Exercise task: Show all lines of the listing that hold the word "name".

Excerpted data:
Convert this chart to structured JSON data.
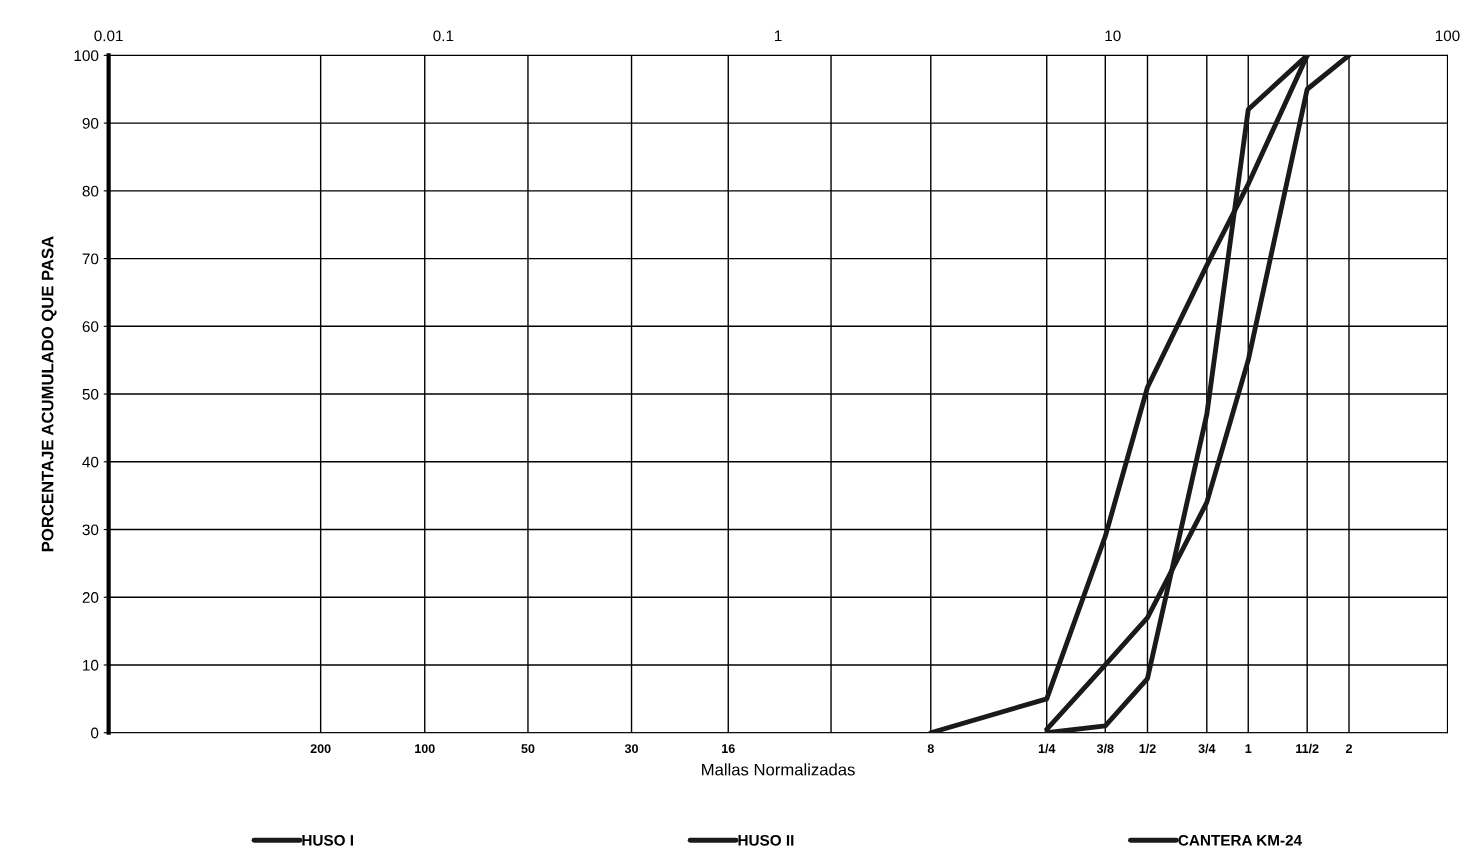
{
  "chart_data": {
    "type": "line",
    "xlabel": "Mallas Normalizadas",
    "ylabel": "PORCENTAJE ACUMULADO QUE PASA",
    "log": "x",
    "xlim": [
      0.01,
      100
    ],
    "ylim": [
      0,
      100
    ],
    "xticks": [
      0.01,
      0.1,
      1,
      10,
      100
    ],
    "yticks": [
      0,
      10,
      20,
      30,
      40,
      50,
      60,
      70,
      80,
      90,
      100
    ],
    "ref_lines": [
      {
        "axis": "x",
        "value": 0.043
      },
      {
        "axis": "x",
        "value": 0.088
      },
      {
        "axis": "x",
        "value": 0.179
      },
      {
        "axis": "x",
        "value": 0.365
      },
      {
        "axis": "x",
        "value": 0.71
      },
      {
        "axis": "x",
        "value": 1.44
      },
      {
        "axis": "x",
        "value": 2.86
      },
      {
        "axis": "x",
        "value": 6.35
      },
      {
        "axis": "x",
        "value": 9.5
      },
      {
        "axis": "x",
        "value": 12.7
      },
      {
        "axis": "x",
        "value": 19.1
      },
      {
        "axis": "x",
        "value": 25.4
      },
      {
        "axis": "x",
        "value": 38.1
      },
      {
        "axis": "x",
        "value": 50.8
      }
    ],
    "annotations": [
      {
        "text": "200",
        "x": 0.043,
        "y": 0
      },
      {
        "text": "100",
        "x": 0.088,
        "y": 0
      },
      {
        "text": "50",
        "x": 0.179,
        "y": 0
      },
      {
        "text": "30",
        "x": 0.365,
        "y": 0
      },
      {
        "text": "16",
        "x": 0.71,
        "y": 0
      },
      {
        "text": "8",
        "x": 2.86,
        "y": 0
      },
      {
        "text": "1/4",
        "x": 6.35,
        "y": 0
      },
      {
        "text": "3/8",
        "x": 9.5,
        "y": 0
      },
      {
        "text": "1/2",
        "x": 12.7,
        "y": 0
      },
      {
        "text": "3/4",
        "x": 19.1,
        "y": 0
      },
      {
        "text": "1",
        "x": 25.4,
        "y": 0
      },
      {
        "text": "11/2",
        "x": 38.1,
        "y": 0
      },
      {
        "text": "2",
        "x": 50.8,
        "y": 0
      }
    ],
    "grid": "y",
    "legend": "bottom",
    "marker": "none",
    "line_style": "solid",
    "series": [
      {
        "name": "HUSO I",
        "color": "#1a1a1a",
        "x": [
          2.86,
          6.35,
          9.5,
          12.7,
          19.1,
          25.4,
          38.1
        ],
        "values": [
          0,
          5,
          29,
          51,
          69,
          81,
          100
        ]
      },
      {
        "name": "HUSO II",
        "color": "#1a1a1a",
        "x": [
          6.35,
          9.5,
          12.7,
          19.1,
          25.4,
          38.1,
          50.8
        ],
        "values": [
          0.5,
          10,
          17,
          34,
          55,
          95,
          100
        ]
      },
      {
        "name": "CANTERA KM-24",
        "color": "#1a1a1a",
        "x": [
          6.35,
          9.5,
          12.7,
          19.1,
          25.4,
          38.1
        ],
        "values": [
          0,
          1,
          8,
          47,
          92,
          100
        ]
      }
    ]
  }
}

Written answer:
        "name": "HUSO I",
        "name": "HUSO II",
        "name": "CANTERA KM-24",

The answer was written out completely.